====== TASK INPUT
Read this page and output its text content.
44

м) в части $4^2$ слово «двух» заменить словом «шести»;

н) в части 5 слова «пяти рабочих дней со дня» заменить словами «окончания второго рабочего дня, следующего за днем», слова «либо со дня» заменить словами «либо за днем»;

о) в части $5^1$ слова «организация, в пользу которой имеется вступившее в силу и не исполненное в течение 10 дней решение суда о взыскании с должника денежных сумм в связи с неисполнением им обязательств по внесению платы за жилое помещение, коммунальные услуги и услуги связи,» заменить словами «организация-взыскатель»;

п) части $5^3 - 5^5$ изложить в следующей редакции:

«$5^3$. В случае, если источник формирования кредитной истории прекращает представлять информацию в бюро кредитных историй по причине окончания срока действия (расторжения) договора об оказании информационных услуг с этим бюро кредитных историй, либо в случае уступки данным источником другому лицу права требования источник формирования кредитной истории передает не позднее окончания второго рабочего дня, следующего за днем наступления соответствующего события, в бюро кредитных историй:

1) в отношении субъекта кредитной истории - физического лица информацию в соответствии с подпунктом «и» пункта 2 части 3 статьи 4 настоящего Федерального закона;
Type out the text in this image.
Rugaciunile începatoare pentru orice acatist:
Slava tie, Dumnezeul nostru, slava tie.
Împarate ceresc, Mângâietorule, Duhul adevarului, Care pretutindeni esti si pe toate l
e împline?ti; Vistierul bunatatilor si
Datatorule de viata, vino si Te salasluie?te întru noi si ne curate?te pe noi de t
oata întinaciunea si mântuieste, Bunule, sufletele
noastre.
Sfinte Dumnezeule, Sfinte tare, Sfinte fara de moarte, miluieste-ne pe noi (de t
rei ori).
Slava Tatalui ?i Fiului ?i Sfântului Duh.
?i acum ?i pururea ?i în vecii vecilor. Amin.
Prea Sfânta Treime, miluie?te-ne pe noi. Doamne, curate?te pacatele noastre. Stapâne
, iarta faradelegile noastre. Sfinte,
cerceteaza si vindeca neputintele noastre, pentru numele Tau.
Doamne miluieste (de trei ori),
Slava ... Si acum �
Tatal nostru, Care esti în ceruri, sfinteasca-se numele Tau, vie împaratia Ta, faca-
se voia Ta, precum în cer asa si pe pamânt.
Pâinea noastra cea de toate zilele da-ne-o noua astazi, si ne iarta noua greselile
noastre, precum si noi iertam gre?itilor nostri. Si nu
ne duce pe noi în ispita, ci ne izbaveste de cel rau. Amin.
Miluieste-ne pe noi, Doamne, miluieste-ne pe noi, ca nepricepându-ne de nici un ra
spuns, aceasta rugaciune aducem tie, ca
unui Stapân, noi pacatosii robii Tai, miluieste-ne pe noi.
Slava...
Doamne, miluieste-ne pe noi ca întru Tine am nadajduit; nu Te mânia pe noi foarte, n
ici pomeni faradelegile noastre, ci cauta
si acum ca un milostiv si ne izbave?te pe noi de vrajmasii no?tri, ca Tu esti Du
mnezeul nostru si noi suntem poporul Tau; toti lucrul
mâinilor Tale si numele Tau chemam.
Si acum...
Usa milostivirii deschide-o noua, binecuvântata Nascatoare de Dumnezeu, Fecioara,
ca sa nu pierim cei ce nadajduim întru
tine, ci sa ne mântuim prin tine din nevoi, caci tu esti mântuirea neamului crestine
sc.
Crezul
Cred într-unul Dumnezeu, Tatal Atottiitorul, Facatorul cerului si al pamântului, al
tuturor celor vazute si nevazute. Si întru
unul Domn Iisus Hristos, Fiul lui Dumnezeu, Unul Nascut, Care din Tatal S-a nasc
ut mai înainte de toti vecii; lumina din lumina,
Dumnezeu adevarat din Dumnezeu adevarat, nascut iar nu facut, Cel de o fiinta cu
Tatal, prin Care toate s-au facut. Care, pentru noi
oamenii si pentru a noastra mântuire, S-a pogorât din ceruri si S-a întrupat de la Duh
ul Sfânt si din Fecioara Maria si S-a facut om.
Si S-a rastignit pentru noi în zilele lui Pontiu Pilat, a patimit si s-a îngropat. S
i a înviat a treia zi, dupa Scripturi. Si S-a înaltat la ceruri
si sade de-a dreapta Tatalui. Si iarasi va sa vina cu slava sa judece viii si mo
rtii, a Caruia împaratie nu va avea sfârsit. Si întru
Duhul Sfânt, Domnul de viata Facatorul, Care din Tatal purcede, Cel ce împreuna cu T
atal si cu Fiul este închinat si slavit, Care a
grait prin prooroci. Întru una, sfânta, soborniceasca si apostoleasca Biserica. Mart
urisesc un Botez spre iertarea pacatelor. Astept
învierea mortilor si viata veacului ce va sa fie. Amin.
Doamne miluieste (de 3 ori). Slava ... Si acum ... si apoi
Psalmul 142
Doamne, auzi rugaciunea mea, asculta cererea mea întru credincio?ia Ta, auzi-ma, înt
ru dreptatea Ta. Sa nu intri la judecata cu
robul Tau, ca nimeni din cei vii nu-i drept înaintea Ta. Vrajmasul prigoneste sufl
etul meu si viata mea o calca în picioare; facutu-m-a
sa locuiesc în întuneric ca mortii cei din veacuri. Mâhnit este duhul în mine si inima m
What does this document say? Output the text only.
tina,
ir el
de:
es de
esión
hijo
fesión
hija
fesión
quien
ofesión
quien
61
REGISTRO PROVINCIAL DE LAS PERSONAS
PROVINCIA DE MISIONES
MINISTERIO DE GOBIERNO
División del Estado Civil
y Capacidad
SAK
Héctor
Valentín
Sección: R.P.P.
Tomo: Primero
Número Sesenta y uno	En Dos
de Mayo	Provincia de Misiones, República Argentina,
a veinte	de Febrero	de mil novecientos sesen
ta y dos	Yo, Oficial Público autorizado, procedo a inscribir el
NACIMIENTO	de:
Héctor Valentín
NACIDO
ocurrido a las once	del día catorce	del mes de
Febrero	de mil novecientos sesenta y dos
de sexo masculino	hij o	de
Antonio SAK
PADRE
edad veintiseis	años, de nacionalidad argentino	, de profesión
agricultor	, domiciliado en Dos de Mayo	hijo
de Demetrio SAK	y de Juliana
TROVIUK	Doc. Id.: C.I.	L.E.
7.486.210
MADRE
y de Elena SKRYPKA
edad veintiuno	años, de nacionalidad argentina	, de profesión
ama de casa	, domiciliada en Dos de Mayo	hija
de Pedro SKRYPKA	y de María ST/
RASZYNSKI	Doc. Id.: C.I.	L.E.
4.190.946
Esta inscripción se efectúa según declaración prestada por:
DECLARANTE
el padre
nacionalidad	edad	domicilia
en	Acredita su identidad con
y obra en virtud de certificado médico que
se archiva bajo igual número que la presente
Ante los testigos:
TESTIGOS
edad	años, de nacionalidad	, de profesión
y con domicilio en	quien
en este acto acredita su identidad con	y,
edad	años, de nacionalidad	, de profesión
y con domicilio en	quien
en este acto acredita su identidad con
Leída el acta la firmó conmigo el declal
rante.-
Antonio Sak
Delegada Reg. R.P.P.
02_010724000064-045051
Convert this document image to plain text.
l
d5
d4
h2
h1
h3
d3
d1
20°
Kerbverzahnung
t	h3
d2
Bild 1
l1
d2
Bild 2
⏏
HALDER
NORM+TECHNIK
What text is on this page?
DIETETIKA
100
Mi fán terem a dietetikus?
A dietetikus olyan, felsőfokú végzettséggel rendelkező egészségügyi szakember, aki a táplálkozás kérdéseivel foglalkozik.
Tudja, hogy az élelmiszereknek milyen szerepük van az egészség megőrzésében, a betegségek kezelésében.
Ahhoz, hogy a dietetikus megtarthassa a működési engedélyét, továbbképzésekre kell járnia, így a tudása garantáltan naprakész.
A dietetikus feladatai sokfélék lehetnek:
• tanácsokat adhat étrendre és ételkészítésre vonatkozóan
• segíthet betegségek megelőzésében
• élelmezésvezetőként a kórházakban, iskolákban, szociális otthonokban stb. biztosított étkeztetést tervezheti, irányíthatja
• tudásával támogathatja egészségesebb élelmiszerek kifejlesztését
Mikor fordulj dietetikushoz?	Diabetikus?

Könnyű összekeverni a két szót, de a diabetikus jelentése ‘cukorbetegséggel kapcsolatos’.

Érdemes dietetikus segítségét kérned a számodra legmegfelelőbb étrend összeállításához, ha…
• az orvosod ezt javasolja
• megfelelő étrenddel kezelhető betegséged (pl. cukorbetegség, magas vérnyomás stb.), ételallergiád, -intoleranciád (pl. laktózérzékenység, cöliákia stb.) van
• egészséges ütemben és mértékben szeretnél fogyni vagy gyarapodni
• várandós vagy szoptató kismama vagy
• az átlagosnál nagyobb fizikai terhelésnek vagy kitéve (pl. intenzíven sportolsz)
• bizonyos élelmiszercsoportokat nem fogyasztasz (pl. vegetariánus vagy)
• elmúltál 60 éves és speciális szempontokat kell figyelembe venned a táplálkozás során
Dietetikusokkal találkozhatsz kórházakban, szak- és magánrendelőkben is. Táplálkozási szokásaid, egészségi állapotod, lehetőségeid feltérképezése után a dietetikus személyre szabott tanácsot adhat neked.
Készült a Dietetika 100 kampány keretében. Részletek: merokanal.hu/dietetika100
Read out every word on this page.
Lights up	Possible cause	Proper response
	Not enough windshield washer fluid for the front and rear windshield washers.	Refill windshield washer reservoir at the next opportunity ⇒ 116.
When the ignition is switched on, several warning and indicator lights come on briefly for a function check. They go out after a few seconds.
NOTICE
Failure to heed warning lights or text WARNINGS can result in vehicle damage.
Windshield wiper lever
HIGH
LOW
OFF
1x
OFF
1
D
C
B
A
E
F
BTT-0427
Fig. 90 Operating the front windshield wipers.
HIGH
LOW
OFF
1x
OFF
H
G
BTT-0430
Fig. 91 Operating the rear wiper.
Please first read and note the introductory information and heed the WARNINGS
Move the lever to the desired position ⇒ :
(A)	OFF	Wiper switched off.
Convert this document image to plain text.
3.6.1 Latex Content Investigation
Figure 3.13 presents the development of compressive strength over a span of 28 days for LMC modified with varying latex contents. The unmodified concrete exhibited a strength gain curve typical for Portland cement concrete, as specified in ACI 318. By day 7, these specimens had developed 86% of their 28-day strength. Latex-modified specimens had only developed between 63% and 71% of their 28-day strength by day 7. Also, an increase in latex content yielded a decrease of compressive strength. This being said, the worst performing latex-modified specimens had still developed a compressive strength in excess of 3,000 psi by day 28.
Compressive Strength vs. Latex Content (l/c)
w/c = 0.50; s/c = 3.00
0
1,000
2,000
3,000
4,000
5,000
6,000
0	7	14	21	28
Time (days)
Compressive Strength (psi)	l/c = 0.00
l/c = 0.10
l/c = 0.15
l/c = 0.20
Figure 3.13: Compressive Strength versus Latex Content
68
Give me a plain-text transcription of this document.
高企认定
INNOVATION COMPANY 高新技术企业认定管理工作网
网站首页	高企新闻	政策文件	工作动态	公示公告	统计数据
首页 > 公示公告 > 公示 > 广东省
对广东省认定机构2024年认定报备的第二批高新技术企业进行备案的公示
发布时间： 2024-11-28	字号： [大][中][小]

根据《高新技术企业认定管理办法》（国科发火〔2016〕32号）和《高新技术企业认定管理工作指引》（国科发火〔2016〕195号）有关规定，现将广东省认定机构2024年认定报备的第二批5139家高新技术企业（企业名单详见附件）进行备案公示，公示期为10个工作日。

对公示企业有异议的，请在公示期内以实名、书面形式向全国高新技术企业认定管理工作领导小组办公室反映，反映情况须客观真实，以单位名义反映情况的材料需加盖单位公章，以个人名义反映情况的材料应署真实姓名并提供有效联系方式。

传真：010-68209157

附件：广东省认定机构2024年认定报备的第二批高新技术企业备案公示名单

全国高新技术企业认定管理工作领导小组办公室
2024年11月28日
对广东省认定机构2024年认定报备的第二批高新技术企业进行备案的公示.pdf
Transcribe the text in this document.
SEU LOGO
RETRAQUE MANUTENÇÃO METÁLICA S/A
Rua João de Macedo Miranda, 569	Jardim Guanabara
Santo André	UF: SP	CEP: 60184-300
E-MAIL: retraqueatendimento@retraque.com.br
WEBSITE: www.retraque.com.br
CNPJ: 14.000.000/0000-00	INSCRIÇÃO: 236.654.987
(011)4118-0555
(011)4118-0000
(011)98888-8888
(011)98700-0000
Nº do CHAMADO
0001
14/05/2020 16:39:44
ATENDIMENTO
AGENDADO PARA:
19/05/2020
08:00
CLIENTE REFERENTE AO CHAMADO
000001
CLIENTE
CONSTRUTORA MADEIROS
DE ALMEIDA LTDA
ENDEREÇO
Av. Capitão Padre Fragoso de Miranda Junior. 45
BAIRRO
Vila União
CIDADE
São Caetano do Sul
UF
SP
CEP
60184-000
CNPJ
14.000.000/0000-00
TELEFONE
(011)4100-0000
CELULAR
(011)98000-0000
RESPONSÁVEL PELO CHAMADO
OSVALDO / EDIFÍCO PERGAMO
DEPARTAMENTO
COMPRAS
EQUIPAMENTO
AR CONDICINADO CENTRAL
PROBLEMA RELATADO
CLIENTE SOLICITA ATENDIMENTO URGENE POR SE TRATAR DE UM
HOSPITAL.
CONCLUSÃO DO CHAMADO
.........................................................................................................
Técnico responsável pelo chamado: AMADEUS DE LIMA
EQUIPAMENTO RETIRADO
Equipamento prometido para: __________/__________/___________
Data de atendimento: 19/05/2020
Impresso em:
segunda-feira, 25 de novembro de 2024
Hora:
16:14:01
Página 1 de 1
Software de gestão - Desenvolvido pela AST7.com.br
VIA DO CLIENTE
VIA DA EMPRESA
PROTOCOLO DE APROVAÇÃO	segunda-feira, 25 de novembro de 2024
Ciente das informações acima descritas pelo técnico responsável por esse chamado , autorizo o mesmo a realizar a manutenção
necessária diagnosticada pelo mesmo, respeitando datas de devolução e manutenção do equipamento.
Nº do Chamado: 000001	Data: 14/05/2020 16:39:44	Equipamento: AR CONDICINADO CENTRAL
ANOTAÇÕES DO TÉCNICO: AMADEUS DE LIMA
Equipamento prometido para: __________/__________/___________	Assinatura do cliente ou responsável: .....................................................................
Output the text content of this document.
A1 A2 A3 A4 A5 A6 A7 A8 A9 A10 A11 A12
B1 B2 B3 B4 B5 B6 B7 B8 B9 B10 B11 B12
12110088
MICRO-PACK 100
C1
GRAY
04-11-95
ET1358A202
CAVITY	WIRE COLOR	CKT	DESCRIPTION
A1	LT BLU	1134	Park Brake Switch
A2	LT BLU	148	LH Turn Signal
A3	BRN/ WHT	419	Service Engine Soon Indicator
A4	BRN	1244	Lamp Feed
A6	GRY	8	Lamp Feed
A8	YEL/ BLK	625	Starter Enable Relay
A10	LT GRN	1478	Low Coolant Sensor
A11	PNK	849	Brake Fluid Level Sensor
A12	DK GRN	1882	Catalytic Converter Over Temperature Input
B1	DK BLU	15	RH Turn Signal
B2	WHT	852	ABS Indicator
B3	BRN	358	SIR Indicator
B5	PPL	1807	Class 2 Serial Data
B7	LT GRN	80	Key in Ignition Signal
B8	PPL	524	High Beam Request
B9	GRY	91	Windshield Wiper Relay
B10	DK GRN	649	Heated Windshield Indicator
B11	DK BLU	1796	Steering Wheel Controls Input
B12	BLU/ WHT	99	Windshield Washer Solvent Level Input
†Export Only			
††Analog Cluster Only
============
Copy out every line of the listing that includes the string "mesmo".

SOLUTION FOR THIS EXERCISE -
Ciente das informações acima descritas pelo técnico responsável por esse chamado , autorizo o mesmo a realizar a manutenção
necessária diagnosticada pelo mesmo, respeitando datas de devolução e manutenção do equipamento.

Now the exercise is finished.